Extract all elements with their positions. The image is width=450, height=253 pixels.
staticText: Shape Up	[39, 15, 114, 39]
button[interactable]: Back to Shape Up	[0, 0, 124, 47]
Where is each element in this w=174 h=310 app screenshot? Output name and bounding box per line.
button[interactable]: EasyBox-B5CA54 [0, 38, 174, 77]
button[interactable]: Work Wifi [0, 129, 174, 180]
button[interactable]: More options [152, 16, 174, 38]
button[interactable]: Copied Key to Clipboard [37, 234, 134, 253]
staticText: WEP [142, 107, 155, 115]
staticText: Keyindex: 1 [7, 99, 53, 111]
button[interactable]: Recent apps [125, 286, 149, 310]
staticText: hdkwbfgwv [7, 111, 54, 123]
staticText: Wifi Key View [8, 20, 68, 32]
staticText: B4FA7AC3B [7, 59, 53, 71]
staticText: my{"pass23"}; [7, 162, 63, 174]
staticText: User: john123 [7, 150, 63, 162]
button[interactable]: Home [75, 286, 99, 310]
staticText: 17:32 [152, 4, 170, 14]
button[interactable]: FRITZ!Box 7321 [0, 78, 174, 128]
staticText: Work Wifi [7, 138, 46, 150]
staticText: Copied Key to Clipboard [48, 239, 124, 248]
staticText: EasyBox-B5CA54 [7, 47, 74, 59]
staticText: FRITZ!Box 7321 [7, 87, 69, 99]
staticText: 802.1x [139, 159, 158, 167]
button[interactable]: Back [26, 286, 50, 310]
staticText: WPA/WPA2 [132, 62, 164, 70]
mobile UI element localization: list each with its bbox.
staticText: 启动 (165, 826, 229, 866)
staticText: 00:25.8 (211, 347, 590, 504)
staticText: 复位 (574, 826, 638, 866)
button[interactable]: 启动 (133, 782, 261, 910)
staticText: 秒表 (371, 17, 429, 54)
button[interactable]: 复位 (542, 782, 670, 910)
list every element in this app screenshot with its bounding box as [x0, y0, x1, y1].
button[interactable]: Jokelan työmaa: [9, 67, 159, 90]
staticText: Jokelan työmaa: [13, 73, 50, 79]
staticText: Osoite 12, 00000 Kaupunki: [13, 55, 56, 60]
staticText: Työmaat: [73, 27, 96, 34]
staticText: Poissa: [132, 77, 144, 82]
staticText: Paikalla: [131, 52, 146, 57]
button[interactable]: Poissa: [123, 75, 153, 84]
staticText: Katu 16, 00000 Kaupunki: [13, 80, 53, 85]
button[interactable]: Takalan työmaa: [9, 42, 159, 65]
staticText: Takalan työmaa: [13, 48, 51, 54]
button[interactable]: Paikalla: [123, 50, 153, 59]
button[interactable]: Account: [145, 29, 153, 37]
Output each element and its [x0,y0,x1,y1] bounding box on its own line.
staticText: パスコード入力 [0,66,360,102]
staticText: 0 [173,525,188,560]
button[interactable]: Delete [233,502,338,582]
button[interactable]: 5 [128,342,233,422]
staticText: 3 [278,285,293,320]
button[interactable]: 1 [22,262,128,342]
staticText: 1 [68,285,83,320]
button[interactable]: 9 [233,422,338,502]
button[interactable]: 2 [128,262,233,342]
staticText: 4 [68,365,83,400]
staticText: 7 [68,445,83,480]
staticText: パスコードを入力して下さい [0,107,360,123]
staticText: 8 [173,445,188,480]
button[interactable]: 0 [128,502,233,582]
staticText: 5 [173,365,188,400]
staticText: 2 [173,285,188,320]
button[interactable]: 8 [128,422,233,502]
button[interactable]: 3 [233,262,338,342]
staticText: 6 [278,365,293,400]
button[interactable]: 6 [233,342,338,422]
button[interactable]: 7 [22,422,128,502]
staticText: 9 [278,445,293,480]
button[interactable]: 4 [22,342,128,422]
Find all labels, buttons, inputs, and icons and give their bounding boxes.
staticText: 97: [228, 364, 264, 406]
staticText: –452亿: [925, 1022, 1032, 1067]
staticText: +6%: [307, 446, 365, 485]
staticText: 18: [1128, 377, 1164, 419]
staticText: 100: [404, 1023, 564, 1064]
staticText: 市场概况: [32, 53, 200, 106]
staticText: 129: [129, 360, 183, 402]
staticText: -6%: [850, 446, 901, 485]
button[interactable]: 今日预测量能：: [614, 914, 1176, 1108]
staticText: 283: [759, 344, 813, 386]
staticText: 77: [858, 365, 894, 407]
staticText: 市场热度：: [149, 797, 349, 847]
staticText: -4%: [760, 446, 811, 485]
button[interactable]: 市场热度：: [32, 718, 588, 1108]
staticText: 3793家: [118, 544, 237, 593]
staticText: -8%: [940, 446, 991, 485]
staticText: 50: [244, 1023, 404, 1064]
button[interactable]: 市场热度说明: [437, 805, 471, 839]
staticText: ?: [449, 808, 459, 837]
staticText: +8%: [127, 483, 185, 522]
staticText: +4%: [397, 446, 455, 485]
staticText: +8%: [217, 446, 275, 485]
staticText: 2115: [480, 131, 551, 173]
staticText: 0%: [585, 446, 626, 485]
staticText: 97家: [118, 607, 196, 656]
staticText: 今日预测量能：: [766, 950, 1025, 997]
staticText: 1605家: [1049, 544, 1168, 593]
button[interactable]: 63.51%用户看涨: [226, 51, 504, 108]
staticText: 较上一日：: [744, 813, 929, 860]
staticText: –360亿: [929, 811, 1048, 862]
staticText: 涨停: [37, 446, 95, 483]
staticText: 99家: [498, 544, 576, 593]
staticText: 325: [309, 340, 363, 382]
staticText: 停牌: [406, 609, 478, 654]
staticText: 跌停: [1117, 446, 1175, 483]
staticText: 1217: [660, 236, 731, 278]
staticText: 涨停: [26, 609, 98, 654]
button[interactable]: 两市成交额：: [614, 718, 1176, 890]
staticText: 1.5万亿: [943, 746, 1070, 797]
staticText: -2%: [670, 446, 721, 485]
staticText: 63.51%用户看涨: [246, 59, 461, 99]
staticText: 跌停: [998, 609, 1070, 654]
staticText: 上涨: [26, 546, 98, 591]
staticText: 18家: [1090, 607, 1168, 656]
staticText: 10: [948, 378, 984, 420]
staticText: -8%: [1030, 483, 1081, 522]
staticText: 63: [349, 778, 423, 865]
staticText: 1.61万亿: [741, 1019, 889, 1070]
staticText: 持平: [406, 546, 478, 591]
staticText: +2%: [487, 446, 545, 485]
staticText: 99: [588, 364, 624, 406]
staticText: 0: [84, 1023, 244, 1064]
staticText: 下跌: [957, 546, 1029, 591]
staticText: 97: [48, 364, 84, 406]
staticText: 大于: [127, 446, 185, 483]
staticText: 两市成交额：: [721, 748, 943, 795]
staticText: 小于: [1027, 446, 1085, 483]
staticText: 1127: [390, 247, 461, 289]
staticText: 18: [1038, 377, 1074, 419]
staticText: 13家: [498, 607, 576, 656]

■ ■ ■

Job
Give back every line above word for word, with no changes and nothing left out.

Exercise answer
Extract all elements with their positions. The image is width=450, height=253 pixels.
staticText: Shape Up	[39, 15, 114, 39]
button[interactable]: Back to Shape Up	[0, 0, 124, 47]
Where is each element in this w=174 h=310 app screenshot? Output name and bounding box per line.
button[interactable]: EasyBox-B5CA54 [0, 38, 174, 77]
button[interactable]: Work Wifi [0, 129, 174, 180]
button[interactable]: More options [152, 16, 174, 38]
button[interactable]: Copied Key to Clipboard [37, 234, 134, 253]
staticText: WEP [142, 107, 155, 115]
staticText: Keyindex: 1 [7, 99, 53, 111]
button[interactable]: Recent apps [125, 286, 149, 310]
staticText: hdkwbfgwv [7, 111, 54, 123]
staticText: Wifi Key View [8, 20, 68, 32]
staticText: B4FA7AC3B [7, 59, 53, 71]
staticText: my{"pass23"}; [7, 162, 63, 174]
staticText: User: john123 [7, 150, 63, 162]
button[interactable]: Home [75, 286, 99, 310]
staticText: 17:32 [152, 4, 170, 14]
button[interactable]: FRITZ!Box 7321 [0, 78, 174, 128]
staticText: Work Wifi [7, 138, 46, 150]
staticText: Copied Key to Clipboard [48, 239, 124, 248]
staticText: EasyBox-B5CA54 [7, 47, 74, 59]
staticText: FRITZ!Box 7321 [7, 87, 69, 99]
staticText: 802.1x [139, 159, 158, 167]
button[interactable]: Back [26, 286, 50, 310]
staticText: WPA/WPA2 [132, 62, 164, 70]
mobile UI element localization: list each with its bbox.
staticText: 启动 (165, 826, 229, 866)
staticText: 00:25.8 (211, 347, 590, 504)
staticText: 复位 (574, 826, 638, 866)
button[interactable]: 启动 (133, 782, 261, 910)
staticText: 秒表 (371, 17, 429, 54)
button[interactable]: 复位 (542, 782, 670, 910)
list every element in this app screenshot with its bounding box as [x0, y0, x1, y1].
button[interactable]: Jokelan työmaa: [9, 67, 159, 90]
staticText: Jokelan työmaa: [13, 73, 50, 79]
staticText: Osoite 12, 00000 Kaupunki: [13, 55, 56, 60]
staticText: Työmaat: [73, 27, 96, 34]
staticText: Poissa: [132, 77, 144, 82]
staticText: Paikalla: [131, 52, 146, 57]
button[interactable]: Poissa: [123, 75, 153, 84]
staticText: Katu 16, 00000 Kaupunki: [13, 80, 53, 85]
button[interactable]: Takalan työmaa: [9, 42, 159, 65]
staticText: Takalan työmaa: [13, 48, 51, 54]
button[interactable]: Paikalla: [123, 50, 153, 59]
button[interactable]: Account: [145, 29, 153, 37]
Output each element and its [x0,y0,x1,y1] bounding box on its own line.
staticText: パスコード入力 [0,66,360,102]
staticText: 0 [173,525,188,560]
button[interactable]: Delete [233,502,338,582]
button[interactable]: 5 [128,342,233,422]
staticText: 3 [278,285,293,320]
button[interactable]: 1 [22,262,128,342]
staticText: 1 [68,285,83,320]
button[interactable]: 9 [233,422,338,502]
button[interactable]: 2 [128,262,233,342]
staticText: 4 [68,365,83,400]
staticText: 7 [68,445,83,480]
staticText: パスコードを入力して下さい [0,107,360,123]
staticText: 8 [173,445,188,480]
button[interactable]: 0 [128,502,233,582]
staticText: 5 [173,365,188,400]
staticText: 2 [173,285,188,320]
button[interactable]: 8 [128,422,233,502]
button[interactable]: 3 [233,262,338,342]
staticText: 6 [278,365,293,400]
button[interactable]: 6 [233,342,338,422]
button[interactable]: 7 [22,422,128,502]
staticText: 9 [278,445,293,480]
button[interactable]: 4 [22,342,128,422]
Find all labels, buttons, inputs, and icons and give their bounding boxes.
staticText: 97: [228, 364, 264, 406]
staticText: –452亿: [925, 1022, 1032, 1067]
staticText: +6%: [307, 446, 365, 485]
staticText: 18: [1128, 377, 1164, 419]
staticText: 100: [404, 1023, 564, 1064]
staticText: 市场概况: [32, 53, 200, 106]
staticText: 129: [129, 360, 183, 402]
staticText: -6%: [850, 446, 901, 485]
button[interactable]: 今日预测量能：: [614, 914, 1176, 1108]
staticText: 283: [759, 344, 813, 386]
staticText: 77: [858, 365, 894, 407]
staticText: 市场热度：: [149, 797, 349, 847]
staticText: -4%: [760, 446, 811, 485]
button[interactable]: 市场热度：: [32, 718, 588, 1108]
staticText: 3793家: [118, 544, 237, 593]
staticText: -8%: [940, 446, 991, 485]
staticText: 50: [244, 1023, 404, 1064]
button[interactable]: 市场热度说明: [437, 805, 471, 839]
staticText: ?: [449, 808, 459, 837]
staticText: +8%: [127, 483, 185, 522]
staticText: +4%: [397, 446, 455, 485]
staticText: +8%: [217, 446, 275, 485]
staticText: 2115: [480, 131, 551, 173]
staticText: 0%: [585, 446, 626, 485]
staticText: 97家: [118, 607, 196, 656]
staticText: 今日预测量能：: [766, 950, 1025, 997]
staticText: 1605家: [1049, 544, 1168, 593]
button[interactable]: 63.51%用户看涨: [226, 51, 504, 108]
staticText: 较上一日：: [744, 813, 929, 860]
staticText: –360亿: [929, 811, 1048, 862]
staticText: 涨停: [37, 446, 95, 483]
staticText: 99家: [498, 544, 576, 593]
staticText: 325: [309, 340, 363, 382]
staticText: 停牌: [406, 609, 478, 654]
staticText: 跌停: [1117, 446, 1175, 483]
staticText: 1217: [660, 236, 731, 278]
staticText: 涨停: [26, 609, 98, 654]
button[interactable]: 两市成交额：: [614, 718, 1176, 890]
staticText: 1.5万亿: [943, 746, 1070, 797]
staticText: -2%: [670, 446, 721, 485]
staticText: 63.51%用户看涨: [246, 59, 461, 99]
staticText: 跌停: [998, 609, 1070, 654]
staticText: 上涨: [26, 546, 98, 591]
staticText: 18家: [1090, 607, 1168, 656]
staticText: 10: [948, 378, 984, 420]
staticText: -8%: [1030, 483, 1081, 522]
staticText: 63: [349, 778, 423, 865]
staticText: 1.61万亿: [741, 1019, 889, 1070]
staticText: 持平: [406, 546, 478, 591]
staticText: +2%: [487, 446, 545, 485]
staticText: 99: [588, 364, 624, 406]
staticText: 0: [84, 1023, 244, 1064]
staticText: 下跌: [957, 546, 1029, 591]
staticText: 97: [48, 364, 84, 406]
staticText: 大于: [127, 446, 185, 483]
staticText: 两市成交额：: [721, 748, 943, 795]
staticText: 小于: [1027, 446, 1085, 483]
staticText: 1127: [390, 247, 461, 289]
staticText: 18: [1038, 377, 1074, 419]
staticText: 13家: [498, 607, 576, 656]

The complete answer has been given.